■ EXERCISE
Search the material below for the string "header" and extract each line that has it.
start
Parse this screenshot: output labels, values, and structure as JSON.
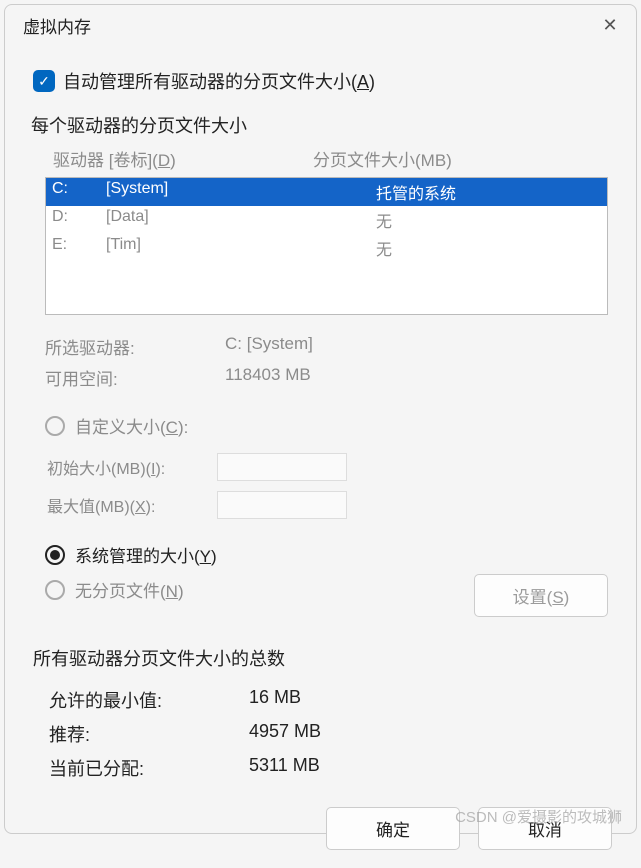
{
  "title": "虚拟内存",
  "auto_manage": {
    "checked": true,
    "label": "自动管理所有驱动器的分页文件大小",
    "accelerator": "A"
  },
  "drives_section": {
    "header": "每个驱动器的分页文件大小",
    "col_drive": "驱动器 [卷标]",
    "col_drive_accel": "D",
    "col_size": "分页文件大小(MB)"
  },
  "drives": [
    {
      "letter": "C:",
      "label": "[System]",
      "size": "托管的系统",
      "selected": true
    },
    {
      "letter": "D:",
      "label": "[Data]",
      "size": "无",
      "selected": false
    },
    {
      "letter": "E:",
      "label": "[Tim]",
      "size": "无",
      "selected": false
    }
  ],
  "selected_info": {
    "drive_label": "所选驱动器:",
    "drive_value": "C:  [System]",
    "space_label": "可用空间:",
    "space_value": "118403 MB"
  },
  "size_options": {
    "custom_label": "自定义大小",
    "custom_accel": "C",
    "initial_label": "初始大小(MB)",
    "initial_accel": "I",
    "max_label": "最大值(MB)",
    "max_accel": "X",
    "system_label": "系统管理的大小",
    "system_accel": "Y",
    "none_label": "无分页文件",
    "none_accel": "N",
    "selected": "system"
  },
  "set_button": {
    "label": "设置",
    "accel": "S"
  },
  "totals": {
    "header": "所有驱动器分页文件大小的总数",
    "rows": [
      {
        "label": "允许的最小值:",
        "value": "16 MB"
      },
      {
        "label": "推荐:",
        "value": "4957 MB"
      },
      {
        "label": "当前已分配:",
        "value": "5311 MB"
      }
    ]
  },
  "buttons": {
    "ok": "确定",
    "cancel": "取消"
  },
  "watermark": "CSDN @爱摄影的攻城狮"
}
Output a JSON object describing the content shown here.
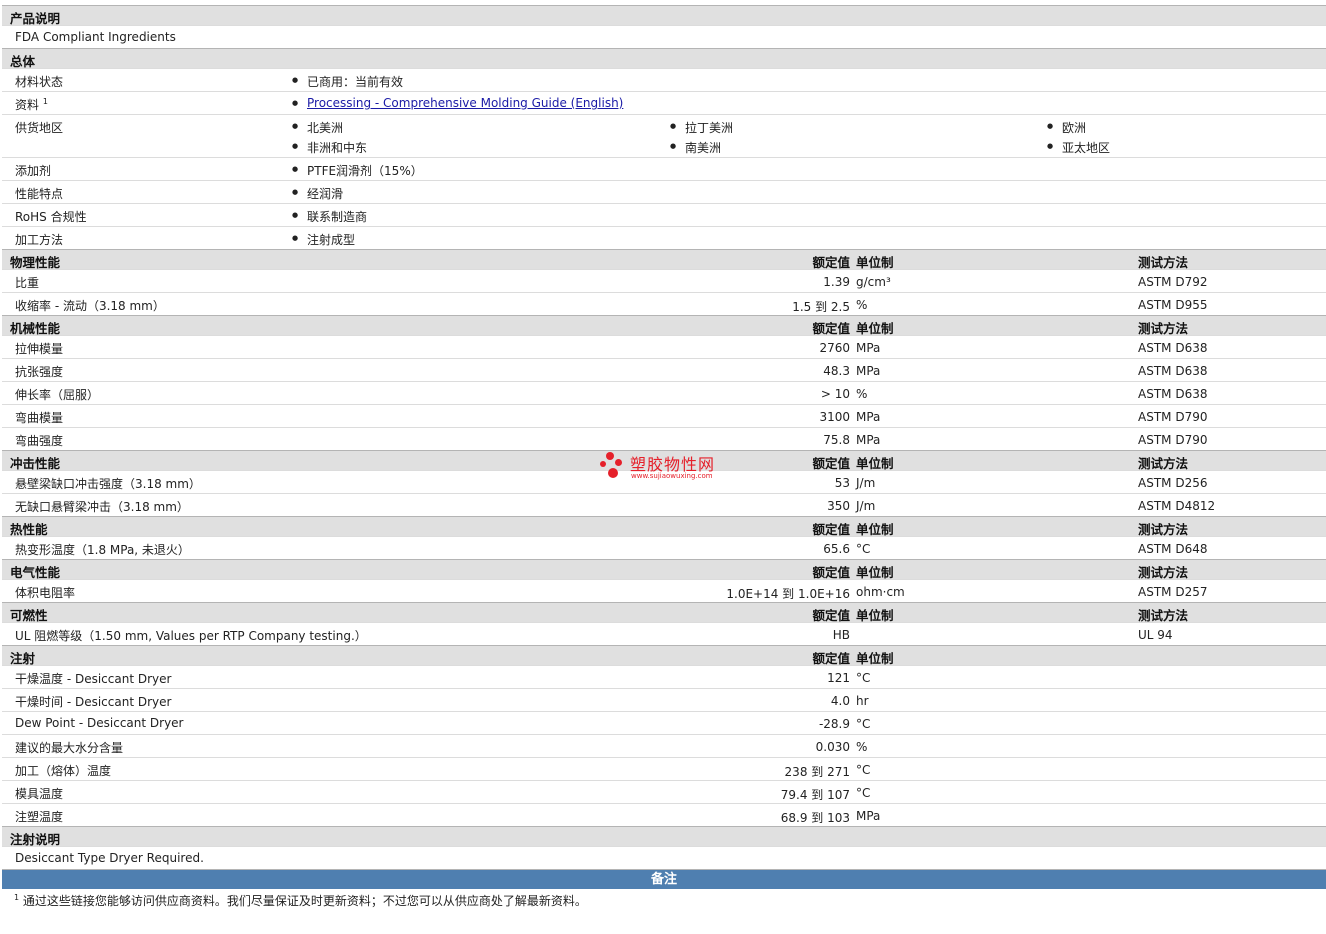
end
■ EXERCISE SOLUTION
    "header": "每个驱动器的分页文件大小",
    "header": "所有驱动器分页文件大小的总数",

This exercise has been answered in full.